'''

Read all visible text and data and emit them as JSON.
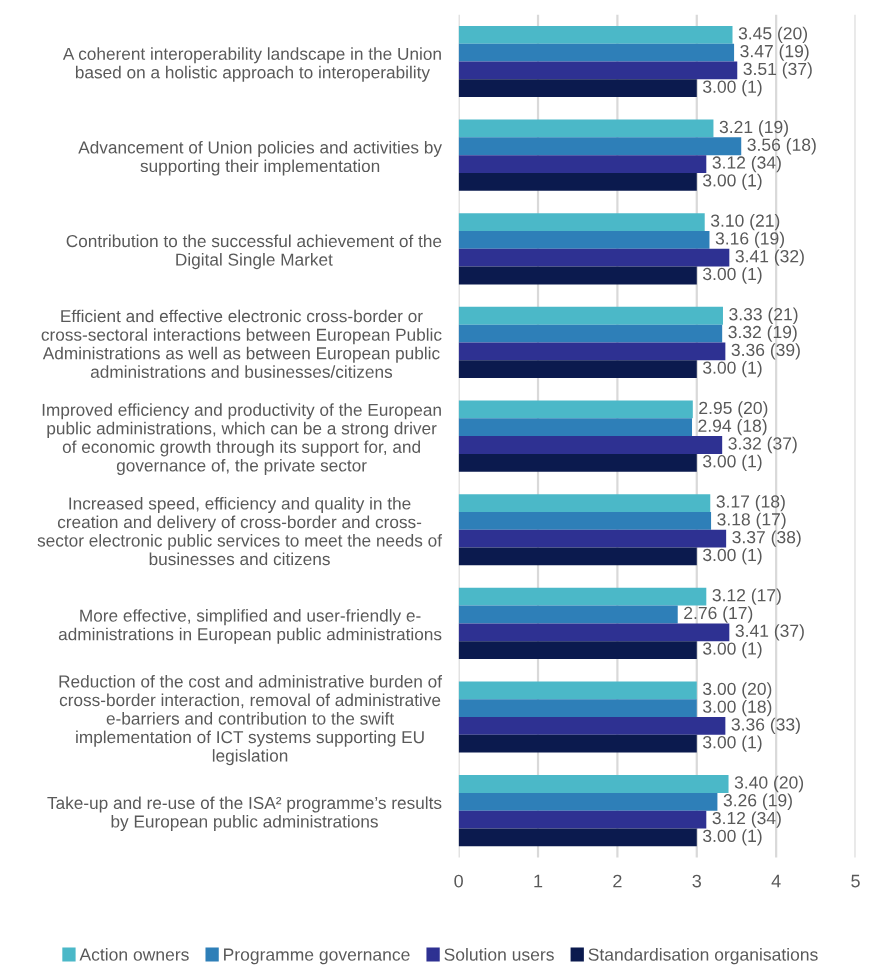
{
  "chart_data": {
    "type": "bar",
    "orientation": "horizontal",
    "categories": [
      "A coherent interoperability landscape in the Union\nbased on a holistic approach to interoperability",
      "Advancement of Union policies and activities by\nsupporting their implementation",
      "Contribution to the successful achievement of the\nDigital Single Market",
      "Efficient and effective electronic cross-border or\ncross-sectoral interactions between European Public\nAdministrations as well as between European public\nadministrations and businesses/citizens",
      "Improved efficiency and productivity of the European\npublic administrations, which can be a strong driver\nof economic growth through its support for, and\ngovernance of, the private sector",
      "Increased speed, efficiency and quality in the\ncreation and delivery of cross-border and cross-\nsector electronic public services to meet the needs of\nbusinesses and citizens",
      "More effective, simplified and user-friendly e-\nadministrations in European public administrations",
      "Reduction of the cost and administrative burden of\ncross-border interaction, removal of administrative\ne-barriers and contribution to the swift\nimplementation of ICT systems supporting EU\nlegislation",
      "Take-up and re-use of the ISA² programme’s results\nby European public administrations"
    ],
    "series": [
      {
        "name": "Action owners",
        "color": "#4bb8c8",
        "values": [
          3.45,
          3.21,
          3.1,
          3.33,
          2.95,
          3.17,
          3.12,
          3.0,
          3.4
        ],
        "value_labels": [
          "3.45 (20)",
          "3.21 (19)",
          "3.10 (21)",
          "3.33 (21)",
          "2.95 (20)",
          "3.17 (18)",
          "3.12 (17)",
          "3.00 (20)",
          "3.40 (20)"
        ]
      },
      {
        "name": "Programme governance",
        "color": "#2e7fb8",
        "values": [
          3.47,
          3.56,
          3.16,
          3.32,
          2.94,
          3.18,
          2.76,
          3.0,
          3.26
        ],
        "value_labels": [
          "3.47 (19)",
          "3.56 (18)",
          "3.16 (19)",
          "3.32 (19)",
          "2.94 (18)",
          "3.18 (17)",
          "2.76 (17)",
          "3.00 (18)",
          "3.26 (19)"
        ]
      },
      {
        "name": "Solution users",
        "color": "#2e3192",
        "values": [
          3.51,
          3.12,
          3.41,
          3.36,
          3.32,
          3.37,
          3.41,
          3.36,
          3.12
        ],
        "value_labels": [
          "3.51 (37)",
          "3.12 (34)",
          "3.41 (32)",
          "3.36 (39)",
          "3.32 (37)",
          "3.37 (38)",
          "3.41 (37)",
          "3.36 (33)",
          "3.12 (34)"
        ]
      },
      {
        "name": "Standardisation organisations",
        "color": "#0b1a4e",
        "values": [
          3.0,
          3.0,
          3.0,
          3.0,
          3.0,
          3.0,
          3.0,
          3.0,
          3.0
        ],
        "value_labels": [
          "3.00 (1)",
          "3.00 (1)",
          "3.00 (1)",
          "3.00 (1)",
          "3.00 (1)",
          "3.00 (1)",
          "3.00 (1)",
          "3.00 (1)",
          "3.00 (1)"
        ]
      }
    ],
    "xlim": [
      0,
      5
    ],
    "xticks": [
      0,
      1,
      2,
      3,
      4,
      5
    ],
    "grid": "x",
    "legend": "bottom"
  }
}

'''

**Written exercise:**
Return the material exactly as given, apart from the pictures.

**Correct result:**
Read all visible text and data and emit them as JSON.
{
  "chart_data": {
    "type": "bar",
    "orientation": "horizontal",
    "categories": [
      "A coherent interoperability landscape in the Union\nbased on a holistic approach to interoperability",
      "Advancement of Union policies and activities by\nsupporting their implementation",
      "Contribution to the successful achievement of the\nDigital Single Market",
      "Efficient and effective electronic cross-border or\ncross-sectoral interactions between European Public\nAdministrations as well as between European public\nadministrations and businesses/citizens",
      "Improved efficiency and productivity of the European\npublic administrations, which can be a strong driver\nof economic growth through its support for, and\ngovernance of, the private sector",
      "Increased speed, efficiency and quality in the\ncreation and delivery of cross-border and cross-\nsector electronic public services to meet the needs of\nbusinesses and citizens",
      "More effective, simplified and user-friendly e-\nadministrations in European public administrations",
      "Reduction of the cost and administrative burden of\ncross-border interaction, removal of administrative\ne-barriers and contribution to the swift\nimplementation of ICT systems supporting EU\nlegislation",
      "Take-up and re-use of the ISA² programme’s results\nby European public administrations"
    ],
    "series": [
      {
        "name": "Action owners",
        "color": "#4bb8c8",
        "values": [
          3.45,
          3.21,
          3.1,
          3.33,
          2.95,
          3.17,
          3.12,
          3.0,
          3.4
        ],
        "value_labels": [
          "3.45 (20)",
          "3.21 (19)",
          "3.10 (21)",
          "3.33 (21)",
          "2.95 (20)",
          "3.17 (18)",
          "3.12 (17)",
          "3.00 (20)",
          "3.40 (20)"
        ]
      },
      {
        "name": "Programme governance",
        "color": "#2e7fb8",
        "values": [
          3.47,
          3.56,
          3.16,
          3.32,
          2.94,
          3.18,
          2.76,
          3.0,
          3.26
        ],
        "value_labels": [
          "3.47 (19)",
          "3.56 (18)",
          "3.16 (19)",
          "3.32 (19)",
          "2.94 (18)",
          "3.18 (17)",
          "2.76 (17)",
          "3.00 (18)",
          "3.26 (19)"
        ]
      },
      {
        "name": "Solution users",
        "color": "#2e3192",
        "values": [
          3.51,
          3.12,
          3.41,
          3.36,
          3.32,
          3.37,
          3.41,
          3.36,
          3.12
        ],
        "value_labels": [
          "3.51 (37)",
          "3.12 (34)",
          "3.41 (32)",
          "3.36 (39)",
          "3.32 (37)",
          "3.37 (38)",
          "3.41 (37)",
          "3.36 (33)",
          "3.12 (34)"
        ]
      },
      {
        "name": "Standardisation organisations",
        "color": "#0b1a4e",
        "values": [
          3.0,
          3.0,
          3.0,
          3.0,
          3.0,
          3.0,
          3.0,
          3.0,
          3.0
        ],
        "value_labels": [
          "3.00 (1)",
          "3.00 (1)",
          "3.00 (1)",
          "3.00 (1)",
          "3.00 (1)",
          "3.00 (1)",
          "3.00 (1)",
          "3.00 (1)",
          "3.00 (1)"
        ]
      }
    ],
    "xlim": [
      0,
      5
    ],
    "xticks": [
      0,
      1,
      2,
      3,
      4,
      5
    ],
    "grid": "x",
    "legend": "bottom"
  }
}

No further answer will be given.